-------- EXERCISE INPUT

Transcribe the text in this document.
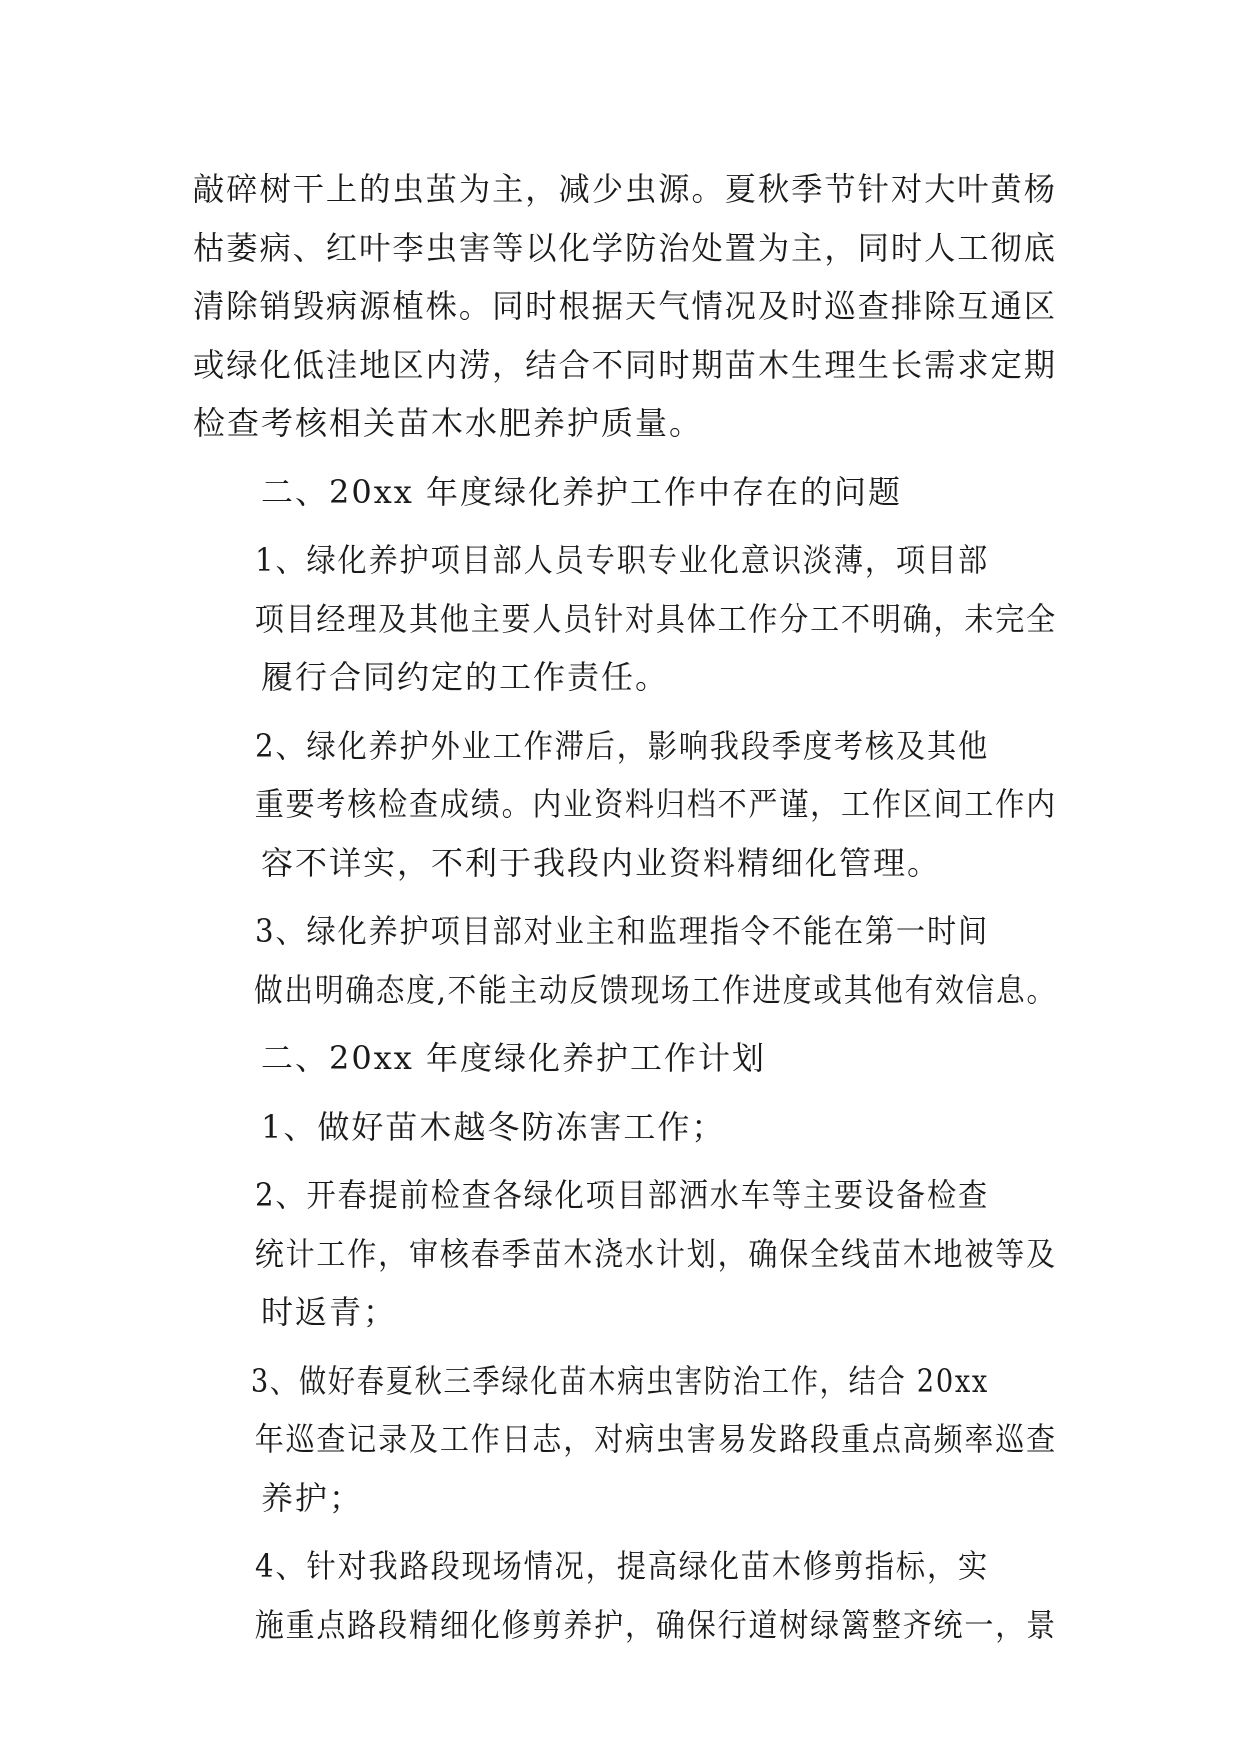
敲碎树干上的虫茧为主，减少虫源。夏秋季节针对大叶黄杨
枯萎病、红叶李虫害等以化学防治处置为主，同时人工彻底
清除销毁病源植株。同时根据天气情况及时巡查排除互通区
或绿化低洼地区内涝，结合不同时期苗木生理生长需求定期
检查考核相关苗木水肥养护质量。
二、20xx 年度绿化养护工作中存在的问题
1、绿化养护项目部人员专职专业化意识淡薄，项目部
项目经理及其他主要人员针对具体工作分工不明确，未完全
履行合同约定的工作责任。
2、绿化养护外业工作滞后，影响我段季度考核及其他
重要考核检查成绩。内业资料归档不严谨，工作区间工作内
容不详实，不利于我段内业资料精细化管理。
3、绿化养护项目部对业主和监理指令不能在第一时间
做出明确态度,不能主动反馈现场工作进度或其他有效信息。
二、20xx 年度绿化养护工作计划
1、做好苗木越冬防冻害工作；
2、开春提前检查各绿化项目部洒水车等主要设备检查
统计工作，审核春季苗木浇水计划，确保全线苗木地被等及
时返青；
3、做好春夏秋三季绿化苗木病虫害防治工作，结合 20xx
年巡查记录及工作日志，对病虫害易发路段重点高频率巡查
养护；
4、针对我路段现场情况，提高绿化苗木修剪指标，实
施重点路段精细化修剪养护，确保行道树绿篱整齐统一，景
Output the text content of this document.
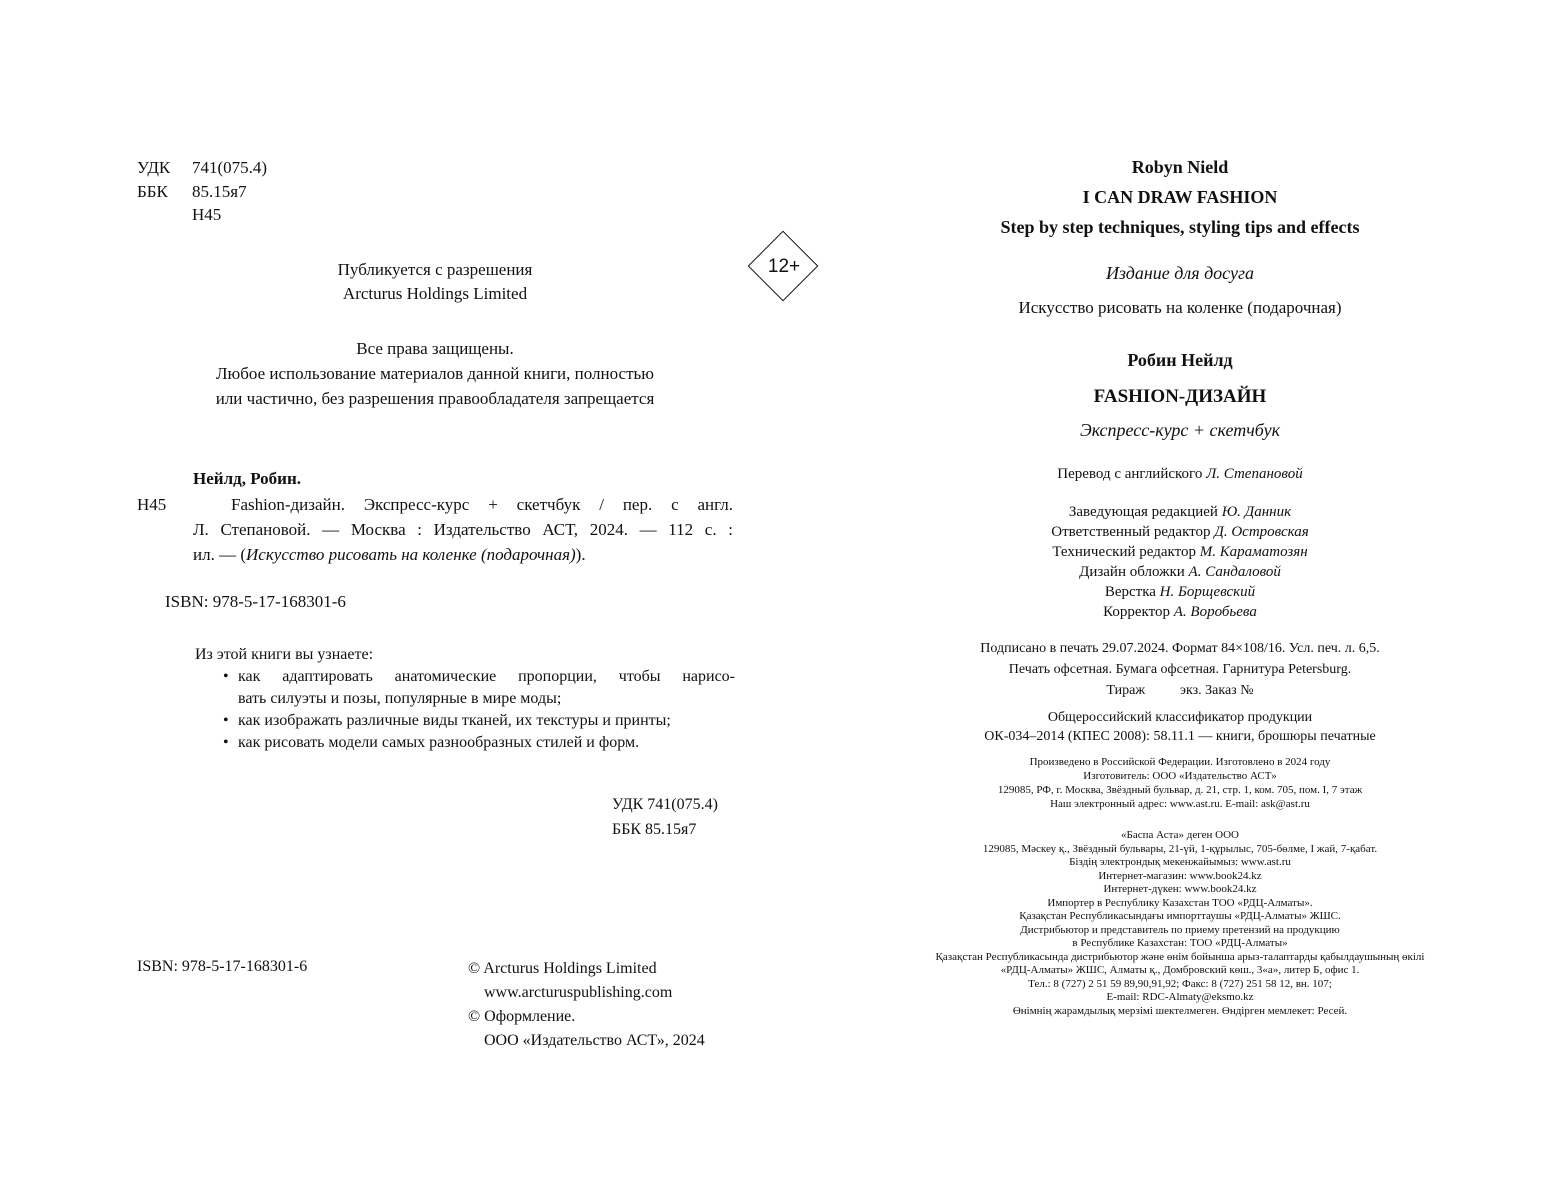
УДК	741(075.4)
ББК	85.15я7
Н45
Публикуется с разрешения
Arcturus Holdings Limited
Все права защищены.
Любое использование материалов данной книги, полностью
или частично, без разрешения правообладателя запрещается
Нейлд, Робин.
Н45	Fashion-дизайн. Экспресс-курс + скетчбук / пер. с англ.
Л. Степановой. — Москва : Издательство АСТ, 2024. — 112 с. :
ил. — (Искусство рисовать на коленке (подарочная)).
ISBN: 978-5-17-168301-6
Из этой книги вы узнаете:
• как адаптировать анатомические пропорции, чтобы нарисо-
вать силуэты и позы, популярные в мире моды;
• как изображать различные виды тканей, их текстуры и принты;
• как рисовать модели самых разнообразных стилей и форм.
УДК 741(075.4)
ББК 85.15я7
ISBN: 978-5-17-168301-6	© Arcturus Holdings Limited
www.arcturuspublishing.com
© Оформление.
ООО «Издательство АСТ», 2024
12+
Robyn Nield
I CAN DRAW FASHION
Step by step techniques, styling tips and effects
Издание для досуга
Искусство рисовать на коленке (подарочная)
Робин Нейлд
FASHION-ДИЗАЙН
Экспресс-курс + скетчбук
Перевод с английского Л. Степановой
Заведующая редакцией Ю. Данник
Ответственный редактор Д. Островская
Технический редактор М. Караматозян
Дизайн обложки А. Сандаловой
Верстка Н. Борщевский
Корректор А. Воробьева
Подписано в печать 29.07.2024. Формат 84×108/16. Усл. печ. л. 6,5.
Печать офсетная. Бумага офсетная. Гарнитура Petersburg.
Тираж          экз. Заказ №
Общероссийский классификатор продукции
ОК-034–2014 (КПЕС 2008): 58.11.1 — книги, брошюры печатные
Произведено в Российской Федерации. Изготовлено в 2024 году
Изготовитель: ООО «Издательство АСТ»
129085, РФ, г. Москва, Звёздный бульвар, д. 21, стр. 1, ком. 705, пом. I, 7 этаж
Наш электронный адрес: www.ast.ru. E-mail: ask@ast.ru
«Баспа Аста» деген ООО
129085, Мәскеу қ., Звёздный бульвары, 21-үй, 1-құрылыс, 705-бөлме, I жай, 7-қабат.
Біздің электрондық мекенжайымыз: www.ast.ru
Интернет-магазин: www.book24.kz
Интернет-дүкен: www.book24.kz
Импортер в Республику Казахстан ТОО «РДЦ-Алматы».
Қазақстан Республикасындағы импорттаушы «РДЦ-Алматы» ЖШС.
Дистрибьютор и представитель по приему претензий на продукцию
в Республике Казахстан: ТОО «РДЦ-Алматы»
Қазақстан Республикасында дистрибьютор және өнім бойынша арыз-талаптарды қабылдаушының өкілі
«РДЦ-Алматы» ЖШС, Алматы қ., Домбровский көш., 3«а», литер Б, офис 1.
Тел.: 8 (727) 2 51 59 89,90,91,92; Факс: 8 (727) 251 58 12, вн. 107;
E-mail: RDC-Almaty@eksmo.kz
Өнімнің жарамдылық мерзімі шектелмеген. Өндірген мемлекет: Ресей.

----------------
-------- EXERCISE INPUT

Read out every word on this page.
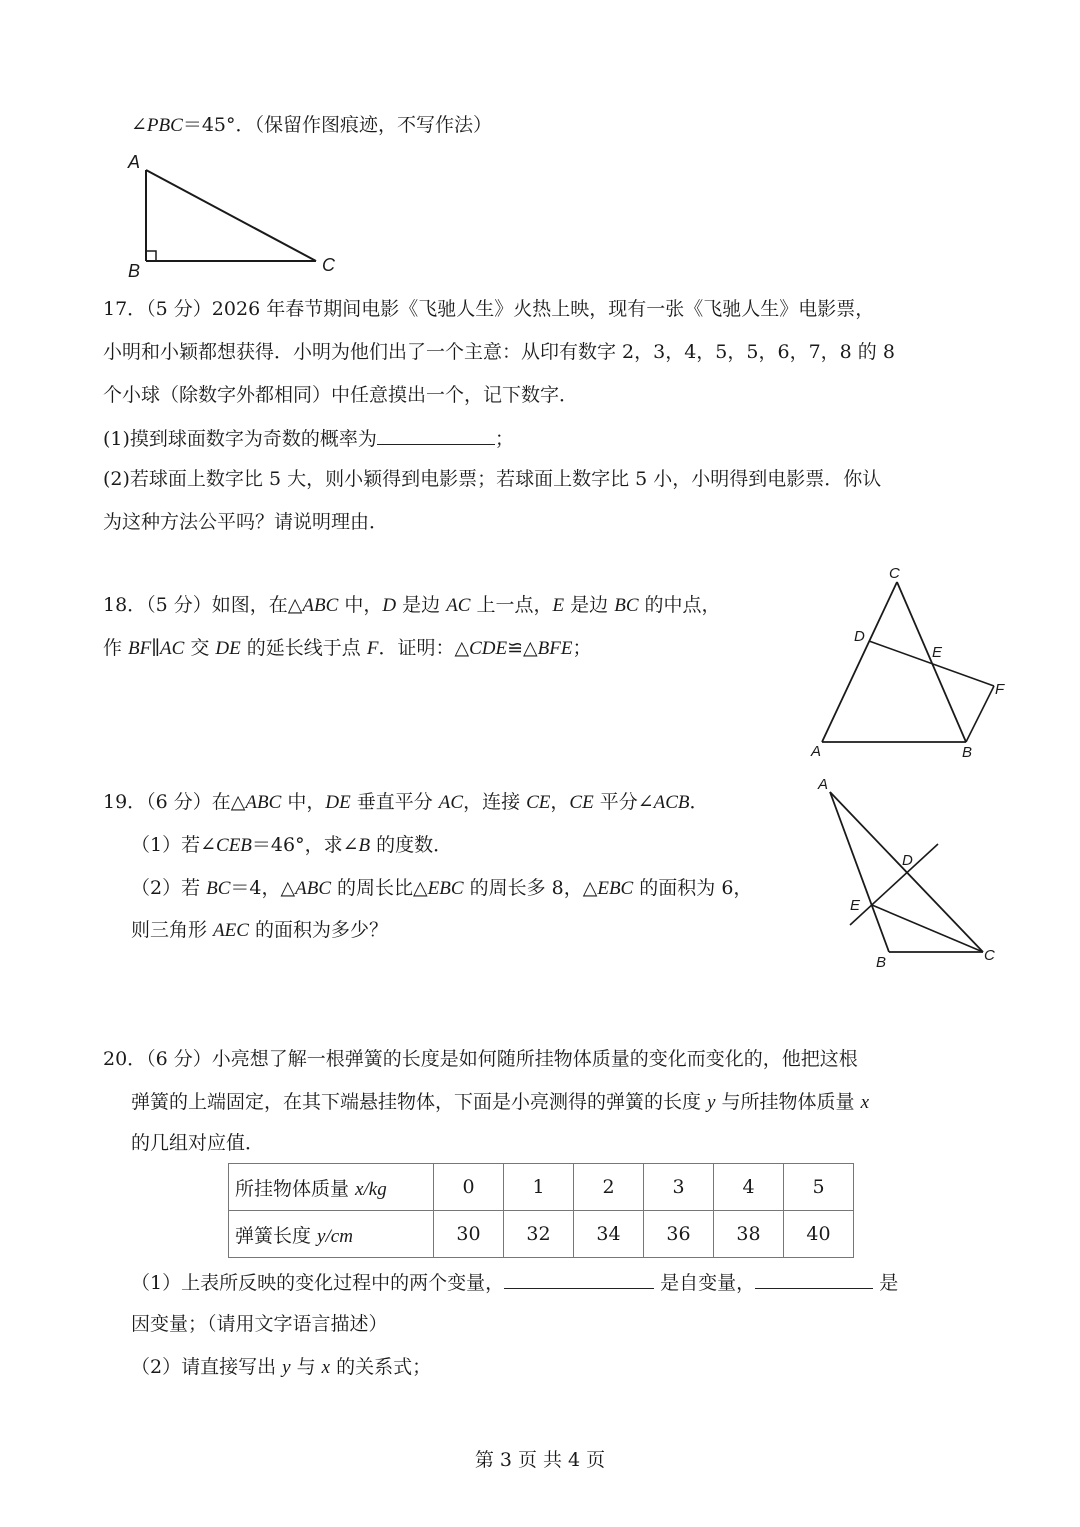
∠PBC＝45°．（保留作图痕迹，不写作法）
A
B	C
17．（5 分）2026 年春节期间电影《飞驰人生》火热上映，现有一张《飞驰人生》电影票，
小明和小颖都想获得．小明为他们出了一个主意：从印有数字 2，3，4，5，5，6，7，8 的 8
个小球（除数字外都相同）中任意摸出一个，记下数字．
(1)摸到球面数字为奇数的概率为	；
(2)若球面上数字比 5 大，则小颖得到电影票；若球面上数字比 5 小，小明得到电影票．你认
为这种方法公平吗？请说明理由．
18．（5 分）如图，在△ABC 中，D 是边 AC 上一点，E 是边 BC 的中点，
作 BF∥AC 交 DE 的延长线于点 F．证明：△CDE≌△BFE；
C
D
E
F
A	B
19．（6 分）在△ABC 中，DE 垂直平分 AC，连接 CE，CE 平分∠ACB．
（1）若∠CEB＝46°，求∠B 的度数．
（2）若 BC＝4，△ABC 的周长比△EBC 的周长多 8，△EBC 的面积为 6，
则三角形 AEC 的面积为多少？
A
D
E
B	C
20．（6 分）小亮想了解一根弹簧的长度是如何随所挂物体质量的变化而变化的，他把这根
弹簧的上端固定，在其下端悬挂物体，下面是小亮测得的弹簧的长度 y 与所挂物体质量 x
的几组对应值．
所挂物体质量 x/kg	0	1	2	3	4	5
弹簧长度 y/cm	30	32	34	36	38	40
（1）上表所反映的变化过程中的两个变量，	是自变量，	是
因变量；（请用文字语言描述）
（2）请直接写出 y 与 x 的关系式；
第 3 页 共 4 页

----------------

:: AIM OF THE EXERCISE ::
Looking at the records above, count the lines where the word "Limited" appears. State only the number.

:: RESPONSE TO THE TASK ::
2